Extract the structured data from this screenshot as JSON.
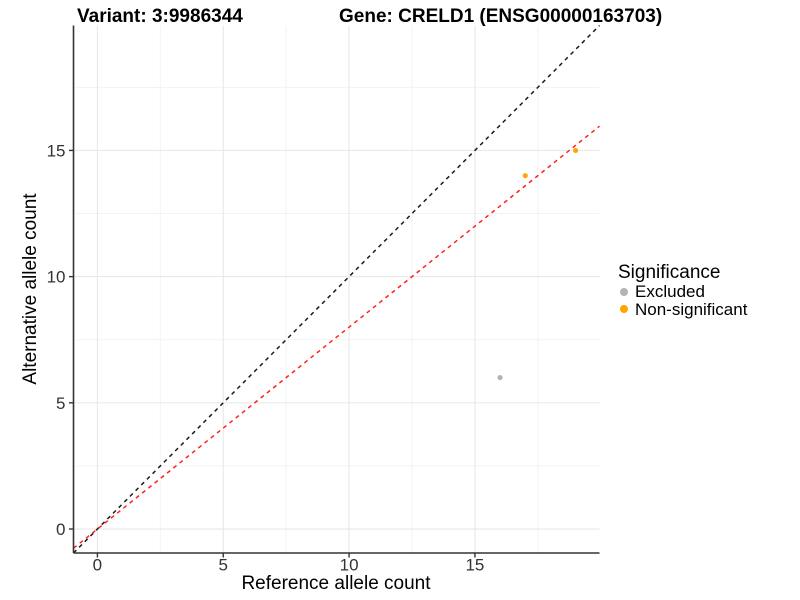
{
  "chart_data": {
    "type": "scatter",
    "title_left": "Variant: 3:9986344",
    "title_right": "Gene: CRELD1 (ENSG00000163703)",
    "xlabel": "Reference allele count",
    "ylabel": "Alternative allele count",
    "xlim": [
      -0.95,
      19.95
    ],
    "ylim": [
      -0.95,
      19.95
    ],
    "x_ticks": [
      0,
      5,
      10,
      15
    ],
    "y_ticks": [
      0,
      5,
      10,
      15
    ],
    "x_minor_ticks": [
      2.5,
      7.5,
      12.5,
      17.5
    ],
    "y_minor_ticks": [
      2.5,
      7.5,
      12.5,
      17.5
    ],
    "grid": "major-and-minor",
    "points": [
      {
        "x": 16,
        "y": 6,
        "group": "Excluded"
      },
      {
        "x": 17,
        "y": 14,
        "group": "Non-significant"
      },
      {
        "x": 19,
        "y": 15,
        "group": "Non-significant"
      }
    ],
    "lines": [
      {
        "name": "identity-line",
        "slope": 1.0,
        "intercept": 0,
        "color": "#1A1A1A",
        "dash": "4 4"
      },
      {
        "name": "expected-line",
        "slope": 0.8,
        "intercept": 0,
        "color": "#FF2020",
        "dash": "4 4"
      }
    ],
    "legend": {
      "title": "Significance",
      "position": "right",
      "items": [
        {
          "label": "Excluded",
          "color": "#B4B4B4"
        },
        {
          "label": "Non-significant",
          "color": "#FFA500"
        }
      ]
    },
    "colors": {
      "grid_major": "#E6E6E6",
      "grid_minor": "#F3F3F3",
      "axis": "#333333",
      "tick_text": "#333333"
    }
  }
}
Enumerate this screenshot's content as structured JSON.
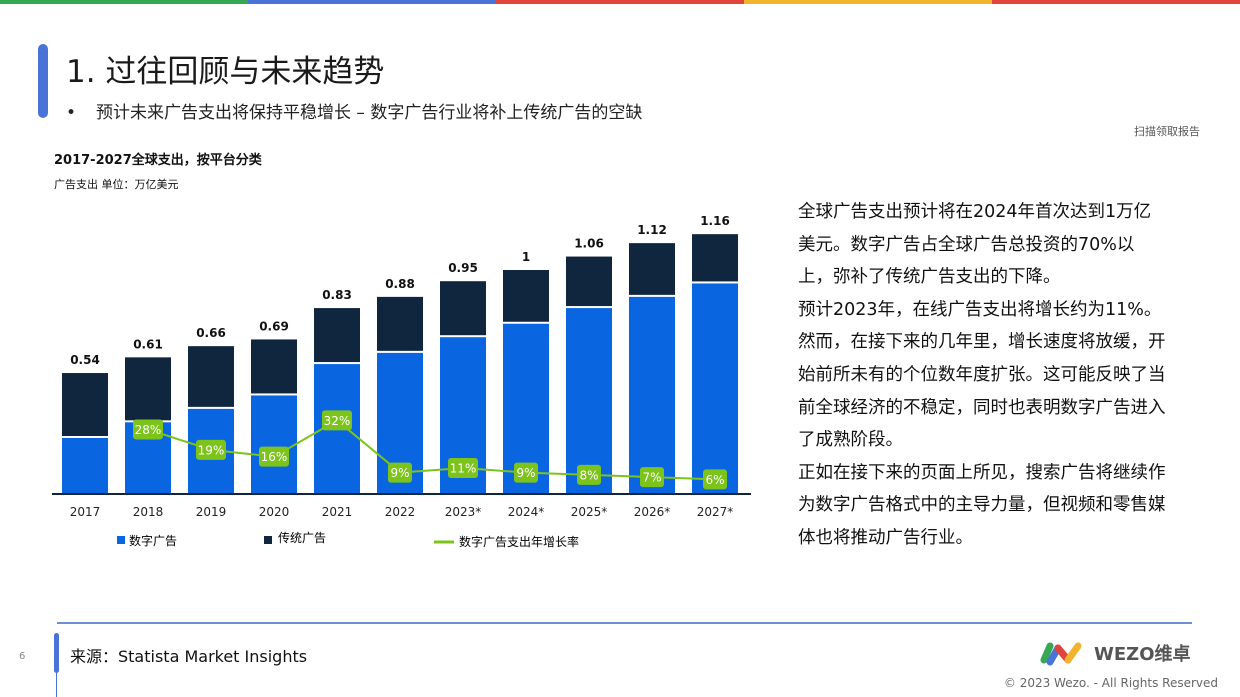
{
  "header": {
    "title": "1. 过往回顾与未来趋势",
    "bullet": "•",
    "subtitle": "预计未来广告支出将保持平稳增长 – 数字广告行业将补上传统广告的空缺",
    "scan_note": "扫描领取报告"
  },
  "stripe_colors": [
    "#34a853",
    "#4a73d8",
    "#e0443a",
    "#f2b42a",
    "#e0443a"
  ],
  "chart_data": {
    "type": "bar",
    "stacked": true,
    "title": "2017-2027全球支出，按平台分类",
    "unit_label": "广告支出 单位：万亿美元",
    "categories": [
      "2017",
      "2018",
      "2019",
      "2020",
      "2021",
      "2022",
      "2023*",
      "2024*",
      "2025*",
      "2026*",
      "2027*"
    ],
    "totals": [
      "0.54",
      "0.61",
      "0.66",
      "0.69",
      "0.83",
      "0.88",
      "0.95",
      "1",
      "1.06",
      "1.12",
      "1.16"
    ],
    "series": [
      {
        "name": "数字广告",
        "color": "#0a66e0",
        "values": [
          0.25,
          0.32,
          0.38,
          0.44,
          0.58,
          0.63,
          0.7,
          0.76,
          0.83,
          0.88,
          0.94
        ]
      },
      {
        "name": "传统广告",
        "color": "#10263f",
        "values": [
          0.29,
          0.29,
          0.28,
          0.25,
          0.25,
          0.25,
          0.25,
          0.24,
          0.23,
          0.24,
          0.22
        ]
      },
      {
        "name": "数字广告支出年增长率",
        "type": "line",
        "color": "#7cc31c",
        "x": [
          "2018",
          "2019",
          "2020",
          "2021",
          "2022",
          "2023*",
          "2024*",
          "2025*",
          "2026*",
          "2027*"
        ],
        "values": [
          28,
          19,
          16,
          32,
          9,
          11,
          9,
          8,
          7,
          6
        ],
        "labels": [
          "28%",
          "19%",
          "16%",
          "32%",
          "9%",
          "11%",
          "9%",
          "8%",
          "7%",
          "6%"
        ]
      }
    ],
    "legend": "bottom"
  },
  "paragraphs": [
    "全球广告支出预计将在2024年首次达到1万亿美元。数字广告占全球广告总投资的70%以上，弥补了传统广告支出的下降。",
    "预计2023年，在线广告支出将增长约为11%。然而，在接下来的几年里，增长速度将放缓，开始前所未有的个位数年度扩张。这可能反映了当前全球经济的不稳定，同时也表明数字广告进入了成熟阶段。",
    "正如在接下来的页面上所见，搜索广告将继续作为数字广告格式中的主导力量，但视频和零售媒体也将推动广告行业。"
  ],
  "footer": {
    "page": "6",
    "source": "来源：Statista Market Insights",
    "logo": "WEZO维卓",
    "copyright": "© 2023 Wezo. - All Rights Reserved"
  }
}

++++

# What to produce
Identify the lines of the entries containing the string "name". Copy each such line.

# Reply to the exercise
        "name": "identity-line",
        "name": "expected-line",
        "name": "数字广告",
        "name": "传统广告",
        "name": "数字广告支出年增长率",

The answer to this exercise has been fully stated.